**RECORDS FOR THE TASK**
--------------------

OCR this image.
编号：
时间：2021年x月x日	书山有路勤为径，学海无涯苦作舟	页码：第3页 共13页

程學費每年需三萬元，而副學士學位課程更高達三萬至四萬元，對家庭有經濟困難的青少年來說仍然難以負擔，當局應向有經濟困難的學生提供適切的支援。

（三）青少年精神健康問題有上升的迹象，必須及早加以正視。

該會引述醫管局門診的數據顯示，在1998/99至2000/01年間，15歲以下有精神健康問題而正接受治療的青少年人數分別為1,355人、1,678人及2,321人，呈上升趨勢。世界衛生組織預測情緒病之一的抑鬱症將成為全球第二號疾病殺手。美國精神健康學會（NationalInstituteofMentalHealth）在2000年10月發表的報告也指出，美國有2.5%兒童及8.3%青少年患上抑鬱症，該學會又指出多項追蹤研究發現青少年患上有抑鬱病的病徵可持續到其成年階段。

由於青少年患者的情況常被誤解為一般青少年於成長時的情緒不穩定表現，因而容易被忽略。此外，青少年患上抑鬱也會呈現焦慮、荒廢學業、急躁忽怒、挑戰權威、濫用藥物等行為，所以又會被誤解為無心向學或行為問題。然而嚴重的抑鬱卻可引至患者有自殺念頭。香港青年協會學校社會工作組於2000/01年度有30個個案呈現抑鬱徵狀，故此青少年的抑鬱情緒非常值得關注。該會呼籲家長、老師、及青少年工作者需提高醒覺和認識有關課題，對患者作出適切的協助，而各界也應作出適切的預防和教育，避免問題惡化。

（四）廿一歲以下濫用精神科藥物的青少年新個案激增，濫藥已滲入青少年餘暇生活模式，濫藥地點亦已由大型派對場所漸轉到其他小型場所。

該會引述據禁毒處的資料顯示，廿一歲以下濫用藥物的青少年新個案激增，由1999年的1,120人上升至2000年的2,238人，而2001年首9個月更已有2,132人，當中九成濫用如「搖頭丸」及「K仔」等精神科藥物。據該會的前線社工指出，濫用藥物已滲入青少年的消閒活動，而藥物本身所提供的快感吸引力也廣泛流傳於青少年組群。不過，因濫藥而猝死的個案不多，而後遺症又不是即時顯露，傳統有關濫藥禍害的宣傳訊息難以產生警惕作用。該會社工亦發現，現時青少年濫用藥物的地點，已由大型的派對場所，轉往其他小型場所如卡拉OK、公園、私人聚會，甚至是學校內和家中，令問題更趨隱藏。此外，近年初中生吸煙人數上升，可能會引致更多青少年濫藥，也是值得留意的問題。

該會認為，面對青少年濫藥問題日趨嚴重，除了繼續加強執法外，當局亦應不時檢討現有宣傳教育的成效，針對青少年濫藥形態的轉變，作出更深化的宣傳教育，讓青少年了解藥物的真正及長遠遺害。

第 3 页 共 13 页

--------------------

**TASK INSTRUCTIONS**
Could you transcribe the records in full, exactly?

**COMPLETED TASK**
OCR this image.
编号：
时间：2021年x月x日	书山有路勤为径，学海无涯苦作舟	页码：第3页 共13页

程學費每年需三萬元，而副學士學位課程更高達三萬至四萬元，對家庭有經濟困難的青少年來說仍然難以負擔，當局應向有經濟困難的學生提供適切的支援。

（三）青少年精神健康問題有上升的迹象，必須及早加以正視。

該會引述醫管局門診的數據顯示，在1998/99至2000/01年間，15歲以下有精神健康問題而正接受治療的青少年人數分別為1,355人、1,678人及2,321人，呈上升趨勢。世界衛生組織預測情緒病之一的抑鬱症將成為全球第二號疾病殺手。美國精神健康學會（NationalInstituteofMentalHealth）在2000年10月發表的報告也指出，美國有2.5%兒童及8.3%青少年患上抑鬱症，該學會又指出多項追蹤研究發現青少年患上有抑鬱病的病徵可持續到其成年階段。

由於青少年患者的情況常被誤解為一般青少年於成長時的情緒不穩定表現，因而容易被忽略。此外，青少年患上抑鬱也會呈現焦慮、荒廢學業、急躁忽怒、挑戰權威、濫用藥物等行為，所以又會被誤解為無心向學或行為問題。然而嚴重的抑鬱卻可引至患者有自殺念頭。香港青年協會學校社會工作組於2000/01年度有30個個案呈現抑鬱徵狀，故此青少年的抑鬱情緒非常值得關注。該會呼籲家長、老師、及青少年工作者需提高醒覺和認識有關課題，對患者作出適切的協助，而各界也應作出適切的預防和教育，避免問題惡化。

（四）廿一歲以下濫用精神科藥物的青少年新個案激增，濫藥已滲入青少年餘暇生活模式，濫藥地點亦已由大型派對場所漸轉到其他小型場所。

該會引述據禁毒處的資料顯示，廿一歲以下濫用藥物的青少年新個案激增，由1999年的1,120人上升至2000年的2,238人，而2001年首9個月更已有2,132人，當中九成濫用如「搖頭丸」及「K仔」等精神科藥物。據該會的前線社工指出，濫用藥物已滲入青少年的消閒活動，而藥物本身所提供的快感吸引力也廣泛流傳於青少年組群。不過，因濫藥而猝死的個案不多，而後遺症又不是即時顯露，傳統有關濫藥禍害的宣傳訊息難以產生警惕作用。該會社工亦發現，現時青少年濫用藥物的地點，已由大型的派對場所，轉往其他小型場所如卡拉OK、公園、私人聚會，甚至是學校內和家中，令問題更趨隱藏。此外，近年初中生吸煙人數上升，可能會引致更多青少年濫藥，也是值得留意的問題。

該會認為，面對青少年濫藥問題日趨嚴重，除了繼續加強執法外，當局亦應不時檢討現有宣傳教育的成效，針對青少年濫藥形態的轉變，作出更深化的宣傳教育，讓青少年了解藥物的真正及長遠遺害。

第 3 页 共 13 页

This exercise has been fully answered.